Instructions for the task:
Will you quote all of the entries, word for word?

## begin Provided data

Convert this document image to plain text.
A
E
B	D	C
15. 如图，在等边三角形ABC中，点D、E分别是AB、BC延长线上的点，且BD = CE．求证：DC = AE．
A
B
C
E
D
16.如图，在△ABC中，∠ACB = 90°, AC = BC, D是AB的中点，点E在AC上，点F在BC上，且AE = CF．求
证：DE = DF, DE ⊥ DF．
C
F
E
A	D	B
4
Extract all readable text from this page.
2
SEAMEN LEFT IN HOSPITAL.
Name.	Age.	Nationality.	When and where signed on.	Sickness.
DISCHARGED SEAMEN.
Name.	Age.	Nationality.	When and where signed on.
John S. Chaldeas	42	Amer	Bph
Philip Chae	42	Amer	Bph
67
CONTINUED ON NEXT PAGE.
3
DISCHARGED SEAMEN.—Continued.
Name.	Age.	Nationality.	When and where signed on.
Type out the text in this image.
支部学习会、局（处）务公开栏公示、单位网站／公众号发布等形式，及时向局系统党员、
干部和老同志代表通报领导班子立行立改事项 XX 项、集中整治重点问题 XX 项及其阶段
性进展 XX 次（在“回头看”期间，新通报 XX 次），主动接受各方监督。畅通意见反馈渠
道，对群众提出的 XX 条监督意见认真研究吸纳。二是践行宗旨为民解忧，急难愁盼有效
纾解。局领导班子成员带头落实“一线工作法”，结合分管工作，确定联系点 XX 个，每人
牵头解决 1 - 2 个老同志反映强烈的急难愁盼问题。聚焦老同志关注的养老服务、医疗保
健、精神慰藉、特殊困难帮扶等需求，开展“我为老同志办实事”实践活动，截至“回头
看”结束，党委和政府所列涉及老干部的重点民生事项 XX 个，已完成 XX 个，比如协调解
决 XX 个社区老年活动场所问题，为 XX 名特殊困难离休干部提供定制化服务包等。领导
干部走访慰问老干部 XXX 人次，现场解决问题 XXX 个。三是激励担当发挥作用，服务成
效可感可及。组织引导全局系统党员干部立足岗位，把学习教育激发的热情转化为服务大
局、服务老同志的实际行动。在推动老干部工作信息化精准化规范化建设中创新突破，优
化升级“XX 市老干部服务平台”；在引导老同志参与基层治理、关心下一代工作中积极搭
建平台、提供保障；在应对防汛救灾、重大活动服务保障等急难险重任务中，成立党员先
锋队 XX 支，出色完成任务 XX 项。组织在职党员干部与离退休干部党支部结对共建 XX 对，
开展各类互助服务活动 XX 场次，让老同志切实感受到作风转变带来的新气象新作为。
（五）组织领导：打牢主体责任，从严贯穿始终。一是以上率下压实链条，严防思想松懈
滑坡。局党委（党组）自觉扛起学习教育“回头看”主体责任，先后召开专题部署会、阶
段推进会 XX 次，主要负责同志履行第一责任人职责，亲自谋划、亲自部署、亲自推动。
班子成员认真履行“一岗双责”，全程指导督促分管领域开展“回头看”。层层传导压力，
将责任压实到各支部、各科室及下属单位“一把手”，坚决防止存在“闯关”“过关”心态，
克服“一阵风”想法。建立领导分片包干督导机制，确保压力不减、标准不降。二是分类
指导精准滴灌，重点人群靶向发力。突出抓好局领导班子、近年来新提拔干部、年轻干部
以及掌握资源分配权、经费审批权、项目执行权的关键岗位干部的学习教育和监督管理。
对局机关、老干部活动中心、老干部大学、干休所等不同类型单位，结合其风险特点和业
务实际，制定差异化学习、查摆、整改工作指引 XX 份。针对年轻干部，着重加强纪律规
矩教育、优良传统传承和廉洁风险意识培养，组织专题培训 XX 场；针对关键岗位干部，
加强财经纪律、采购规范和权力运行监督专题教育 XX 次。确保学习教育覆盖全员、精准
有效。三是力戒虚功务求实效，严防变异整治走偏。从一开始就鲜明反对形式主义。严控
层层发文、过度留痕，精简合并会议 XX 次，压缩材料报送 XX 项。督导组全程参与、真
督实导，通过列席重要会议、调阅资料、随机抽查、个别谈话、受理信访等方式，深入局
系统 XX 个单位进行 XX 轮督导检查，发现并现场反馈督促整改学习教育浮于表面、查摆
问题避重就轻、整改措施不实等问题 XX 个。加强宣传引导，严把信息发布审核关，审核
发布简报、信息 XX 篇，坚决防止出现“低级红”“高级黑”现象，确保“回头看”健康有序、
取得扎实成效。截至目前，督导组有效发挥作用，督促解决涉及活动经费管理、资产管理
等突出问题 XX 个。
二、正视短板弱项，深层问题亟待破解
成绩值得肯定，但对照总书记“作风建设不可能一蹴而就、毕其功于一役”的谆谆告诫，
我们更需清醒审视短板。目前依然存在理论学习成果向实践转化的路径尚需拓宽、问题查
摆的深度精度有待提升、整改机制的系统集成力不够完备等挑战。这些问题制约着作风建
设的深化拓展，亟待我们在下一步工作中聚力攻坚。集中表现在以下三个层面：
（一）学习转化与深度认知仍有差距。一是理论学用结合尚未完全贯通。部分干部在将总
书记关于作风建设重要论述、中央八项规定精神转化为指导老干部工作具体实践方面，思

## end Provided data

Correct result:
Convert this document image to plain text.
A
E
B	D	C
15. 如图，在等边三角形ABC中，点D、E分别是AB、BC延长线上的点，且BD = CE．求证：DC = AE．
A
B
C
E
D
16.如图，在△ABC中，∠ACB = 90°, AC = BC, D是AB的中点，点E在AC上，点F在BC上，且AE = CF．求
证：DE = DF, DE ⊥ DF．
C
F
E
A	D	B
4
Extract all readable text from this page.
2
SEAMEN LEFT IN HOSPITAL.
Name.	Age.	Nationality.	When and where signed on.	Sickness.
DISCHARGED SEAMEN.
Name.	Age.	Nationality.	When and where signed on.
John S. Chaldeas	42	Amer	Bph
Philip Chae	42	Amer	Bph
67
CONTINUED ON NEXT PAGE.
3
DISCHARGED SEAMEN.—Continued.
Name.	Age.	Nationality.	When and where signed on.
Type out the text in this image.
支部学习会、局（处）务公开栏公示、单位网站／公众号发布等形式，及时向局系统党员、
干部和老同志代表通报领导班子立行立改事项 XX 项、集中整治重点问题 XX 项及其阶段
性进展 XX 次（在“回头看”期间，新通报 XX 次），主动接受各方监督。畅通意见反馈渠
道，对群众提出的 XX 条监督意见认真研究吸纳。二是践行宗旨为民解忧，急难愁盼有效
纾解。局领导班子成员带头落实“一线工作法”，结合分管工作，确定联系点 XX 个，每人
牵头解决 1 - 2 个老同志反映强烈的急难愁盼问题。聚焦老同志关注的养老服务、医疗保
健、精神慰藉、特殊困难帮扶等需求，开展“我为老同志办实事”实践活动，截至“回头
看”结束，党委和政府所列涉及老干部的重点民生事项 XX 个，已完成 XX 个，比如协调解
决 XX 个社区老年活动场所问题，为 XX 名特殊困难离休干部提供定制化服务包等。领导
干部走访慰问老干部 XXX 人次，现场解决问题 XXX 个。三是激励担当发挥作用，服务成
效可感可及。组织引导全局系统党员干部立足岗位，把学习教育激发的热情转化为服务大
局、服务老同志的实际行动。在推动老干部工作信息化精准化规范化建设中创新突破，优
化升级“XX 市老干部服务平台”；在引导老同志参与基层治理、关心下一代工作中积极搭
建平台、提供保障；在应对防汛救灾、重大活动服务保障等急难险重任务中，成立党员先
锋队 XX 支，出色完成任务 XX 项。组织在职党员干部与离退休干部党支部结对共建 XX 对，
开展各类互助服务活动 XX 场次，让老同志切实感受到作风转变带来的新气象新作为。
（五）组织领导：打牢主体责任，从严贯穿始终。一是以上率下压实链条，严防思想松懈
滑坡。局党委（党组）自觉扛起学习教育“回头看”主体责任，先后召开专题部署会、阶
段推进会 XX 次，主要负责同志履行第一责任人职责，亲自谋划、亲自部署、亲自推动。
班子成员认真履行“一岗双责”，全程指导督促分管领域开展“回头看”。层层传导压力，
将责任压实到各支部、各科室及下属单位“一把手”，坚决防止存在“闯关”“过关”心态，
克服“一阵风”想法。建立领导分片包干督导机制，确保压力不减、标准不降。二是分类
指导精准滴灌，重点人群靶向发力。突出抓好局领导班子、近年来新提拔干部、年轻干部
以及掌握资源分配权、经费审批权、项目执行权的关键岗位干部的学习教育和监督管理。
对局机关、老干部活动中心、老干部大学、干休所等不同类型单位，结合其风险特点和业
务实际，制定差异化学习、查摆、整改工作指引 XX 份。针对年轻干部，着重加强纪律规
矩教育、优良传统传承和廉洁风险意识培养，组织专题培训 XX 场；针对关键岗位干部，
加强财经纪律、采购规范和权力运行监督专题教育 XX 次。确保学习教育覆盖全员、精准
有效。三是力戒虚功务求实效，严防变异整治走偏。从一开始就鲜明反对形式主义。严控
层层发文、过度留痕，精简合并会议 XX 次，压缩材料报送 XX 项。督导组全程参与、真
督实导，通过列席重要会议、调阅资料、随机抽查、个别谈话、受理信访等方式，深入局
系统 XX 个单位进行 XX 轮督导检查，发现并现场反馈督促整改学习教育浮于表面、查摆
问题避重就轻、整改措施不实等问题 XX 个。加强宣传引导，严把信息发布审核关，审核
发布简报、信息 XX 篇，坚决防止出现“低级红”“高级黑”现象，确保“回头看”健康有序、
取得扎实成效。截至目前，督导组有效发挥作用，督促解决涉及活动经费管理、资产管理
等突出问题 XX 个。
二、正视短板弱项，深层问题亟待破解
成绩值得肯定，但对照总书记“作风建设不可能一蹴而就、毕其功于一役”的谆谆告诫，
我们更需清醒审视短板。目前依然存在理论学习成果向实践转化的路径尚需拓宽、问题查
摆的深度精度有待提升、整改机制的系统集成力不够完备等挑战。这些问题制约着作风建
设的深化拓展，亟待我们在下一步工作中聚力攻坚。集中表现在以下三个层面：
（一）学习转化与深度认知仍有差距。一是理论学用结合尚未完全贯通。部分干部在将总
书记关于作风建设重要论述、中央八项规定精神转化为指导老干部工作具体实践方面，思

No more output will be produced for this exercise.